## Stated problem
Scan the lines below for the string "defines" and copy every one that has it.
* Begin *
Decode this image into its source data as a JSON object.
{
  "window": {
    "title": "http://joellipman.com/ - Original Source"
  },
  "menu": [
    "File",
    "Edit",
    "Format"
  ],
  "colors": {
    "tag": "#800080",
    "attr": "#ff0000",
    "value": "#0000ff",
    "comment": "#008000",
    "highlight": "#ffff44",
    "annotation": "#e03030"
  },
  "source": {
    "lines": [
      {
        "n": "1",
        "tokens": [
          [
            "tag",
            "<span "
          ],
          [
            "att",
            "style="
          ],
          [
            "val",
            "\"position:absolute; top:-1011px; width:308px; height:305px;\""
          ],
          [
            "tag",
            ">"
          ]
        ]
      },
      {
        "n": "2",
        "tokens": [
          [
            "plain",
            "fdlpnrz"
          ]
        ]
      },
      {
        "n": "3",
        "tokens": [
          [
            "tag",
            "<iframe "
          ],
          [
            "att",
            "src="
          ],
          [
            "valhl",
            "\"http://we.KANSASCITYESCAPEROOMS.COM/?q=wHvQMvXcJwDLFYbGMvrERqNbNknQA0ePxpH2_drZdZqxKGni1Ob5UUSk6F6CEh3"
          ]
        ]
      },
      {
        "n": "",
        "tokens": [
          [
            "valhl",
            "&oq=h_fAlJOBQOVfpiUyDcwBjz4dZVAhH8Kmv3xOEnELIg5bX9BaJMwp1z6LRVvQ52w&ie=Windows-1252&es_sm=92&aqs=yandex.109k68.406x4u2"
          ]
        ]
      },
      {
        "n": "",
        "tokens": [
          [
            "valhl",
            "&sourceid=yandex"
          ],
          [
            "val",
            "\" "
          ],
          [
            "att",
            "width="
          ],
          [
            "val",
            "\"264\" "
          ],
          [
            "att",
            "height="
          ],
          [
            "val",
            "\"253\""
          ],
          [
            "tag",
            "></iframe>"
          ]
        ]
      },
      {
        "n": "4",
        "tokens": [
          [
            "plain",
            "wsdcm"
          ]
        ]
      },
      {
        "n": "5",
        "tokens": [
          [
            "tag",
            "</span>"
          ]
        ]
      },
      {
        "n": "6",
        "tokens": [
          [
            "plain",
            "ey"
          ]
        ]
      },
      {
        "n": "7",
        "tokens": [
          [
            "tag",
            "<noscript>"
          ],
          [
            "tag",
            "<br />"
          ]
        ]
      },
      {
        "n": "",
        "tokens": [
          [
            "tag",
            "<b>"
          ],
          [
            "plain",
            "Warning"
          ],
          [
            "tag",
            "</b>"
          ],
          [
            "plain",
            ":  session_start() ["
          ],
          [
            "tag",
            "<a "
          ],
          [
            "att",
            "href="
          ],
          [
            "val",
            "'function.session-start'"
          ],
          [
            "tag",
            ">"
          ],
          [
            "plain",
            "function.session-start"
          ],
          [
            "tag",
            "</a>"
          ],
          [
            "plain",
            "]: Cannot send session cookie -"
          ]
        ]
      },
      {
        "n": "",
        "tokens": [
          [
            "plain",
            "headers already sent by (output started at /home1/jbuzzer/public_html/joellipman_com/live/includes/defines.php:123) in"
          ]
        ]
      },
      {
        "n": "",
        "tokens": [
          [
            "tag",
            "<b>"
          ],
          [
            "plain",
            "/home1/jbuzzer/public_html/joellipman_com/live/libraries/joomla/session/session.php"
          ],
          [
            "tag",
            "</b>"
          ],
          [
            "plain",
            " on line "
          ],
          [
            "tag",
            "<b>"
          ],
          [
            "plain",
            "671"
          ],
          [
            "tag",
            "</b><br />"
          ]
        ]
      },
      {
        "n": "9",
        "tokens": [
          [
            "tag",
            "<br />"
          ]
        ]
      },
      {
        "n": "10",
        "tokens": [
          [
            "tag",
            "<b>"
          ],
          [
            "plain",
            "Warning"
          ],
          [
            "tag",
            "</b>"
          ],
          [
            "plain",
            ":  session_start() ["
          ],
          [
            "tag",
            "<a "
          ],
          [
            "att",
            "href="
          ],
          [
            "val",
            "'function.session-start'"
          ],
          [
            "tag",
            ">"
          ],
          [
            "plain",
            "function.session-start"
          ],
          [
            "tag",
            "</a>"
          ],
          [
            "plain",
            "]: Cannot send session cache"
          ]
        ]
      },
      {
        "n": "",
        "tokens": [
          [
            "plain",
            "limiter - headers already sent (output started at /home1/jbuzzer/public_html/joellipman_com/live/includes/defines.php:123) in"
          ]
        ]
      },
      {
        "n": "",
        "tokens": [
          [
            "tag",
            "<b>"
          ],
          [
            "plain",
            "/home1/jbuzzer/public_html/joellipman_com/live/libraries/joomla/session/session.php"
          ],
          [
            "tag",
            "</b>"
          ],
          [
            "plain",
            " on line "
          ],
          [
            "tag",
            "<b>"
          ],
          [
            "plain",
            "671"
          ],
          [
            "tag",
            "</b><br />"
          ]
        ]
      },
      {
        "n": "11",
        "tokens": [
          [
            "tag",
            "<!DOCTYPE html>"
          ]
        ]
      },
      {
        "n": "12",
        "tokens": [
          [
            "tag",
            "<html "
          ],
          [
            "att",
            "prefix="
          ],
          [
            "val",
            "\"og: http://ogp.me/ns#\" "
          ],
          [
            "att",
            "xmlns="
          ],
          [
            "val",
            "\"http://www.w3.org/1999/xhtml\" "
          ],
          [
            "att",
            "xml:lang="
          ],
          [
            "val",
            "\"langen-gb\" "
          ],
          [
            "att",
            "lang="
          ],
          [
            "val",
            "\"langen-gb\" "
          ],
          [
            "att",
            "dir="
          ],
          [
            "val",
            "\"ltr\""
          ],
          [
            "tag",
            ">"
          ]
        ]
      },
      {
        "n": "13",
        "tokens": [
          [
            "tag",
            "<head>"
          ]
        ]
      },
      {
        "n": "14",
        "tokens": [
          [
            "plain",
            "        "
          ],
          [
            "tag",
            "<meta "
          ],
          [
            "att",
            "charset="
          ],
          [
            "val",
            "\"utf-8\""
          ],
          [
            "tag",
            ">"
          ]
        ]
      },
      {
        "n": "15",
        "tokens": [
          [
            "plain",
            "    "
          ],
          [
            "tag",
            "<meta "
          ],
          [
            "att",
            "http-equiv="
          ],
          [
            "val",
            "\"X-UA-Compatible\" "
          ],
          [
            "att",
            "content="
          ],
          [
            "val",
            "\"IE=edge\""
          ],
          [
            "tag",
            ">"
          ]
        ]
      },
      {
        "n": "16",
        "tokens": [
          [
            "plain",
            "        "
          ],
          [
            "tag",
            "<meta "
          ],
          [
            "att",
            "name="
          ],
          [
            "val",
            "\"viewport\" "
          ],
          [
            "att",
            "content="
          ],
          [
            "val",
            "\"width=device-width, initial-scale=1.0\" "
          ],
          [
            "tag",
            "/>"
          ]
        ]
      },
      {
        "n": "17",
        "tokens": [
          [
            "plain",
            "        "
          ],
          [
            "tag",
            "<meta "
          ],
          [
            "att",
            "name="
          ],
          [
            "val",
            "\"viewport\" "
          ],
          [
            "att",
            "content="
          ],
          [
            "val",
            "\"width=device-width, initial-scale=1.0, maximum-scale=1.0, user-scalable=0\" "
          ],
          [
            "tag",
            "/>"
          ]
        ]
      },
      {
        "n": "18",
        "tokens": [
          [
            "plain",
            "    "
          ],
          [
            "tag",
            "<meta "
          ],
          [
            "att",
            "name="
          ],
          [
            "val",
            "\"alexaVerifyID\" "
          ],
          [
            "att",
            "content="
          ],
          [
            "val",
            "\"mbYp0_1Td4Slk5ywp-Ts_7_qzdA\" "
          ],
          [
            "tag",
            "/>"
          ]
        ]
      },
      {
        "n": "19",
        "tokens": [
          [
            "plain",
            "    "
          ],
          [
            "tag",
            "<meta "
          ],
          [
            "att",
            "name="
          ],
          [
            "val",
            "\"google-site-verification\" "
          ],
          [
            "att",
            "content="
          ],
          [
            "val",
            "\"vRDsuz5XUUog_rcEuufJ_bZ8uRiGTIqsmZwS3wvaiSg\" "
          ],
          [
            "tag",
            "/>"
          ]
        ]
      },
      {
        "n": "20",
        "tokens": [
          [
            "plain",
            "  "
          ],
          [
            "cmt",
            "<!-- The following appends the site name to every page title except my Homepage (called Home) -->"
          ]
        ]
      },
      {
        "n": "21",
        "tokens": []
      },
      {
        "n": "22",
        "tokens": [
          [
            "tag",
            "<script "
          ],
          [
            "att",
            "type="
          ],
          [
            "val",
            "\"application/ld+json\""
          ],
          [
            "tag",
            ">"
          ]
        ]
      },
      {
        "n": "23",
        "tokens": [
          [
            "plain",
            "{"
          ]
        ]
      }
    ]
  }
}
* End *
## Problem solution
            "headers already sent by (output started at /home1/jbuzzer/public_html/joellipman_com/live/includes/defines.php:123) in"
            "limiter - headers already sent (output started at /home1/jbuzzer/public_html/joellipman_com/live/includes/defines.php:123) in"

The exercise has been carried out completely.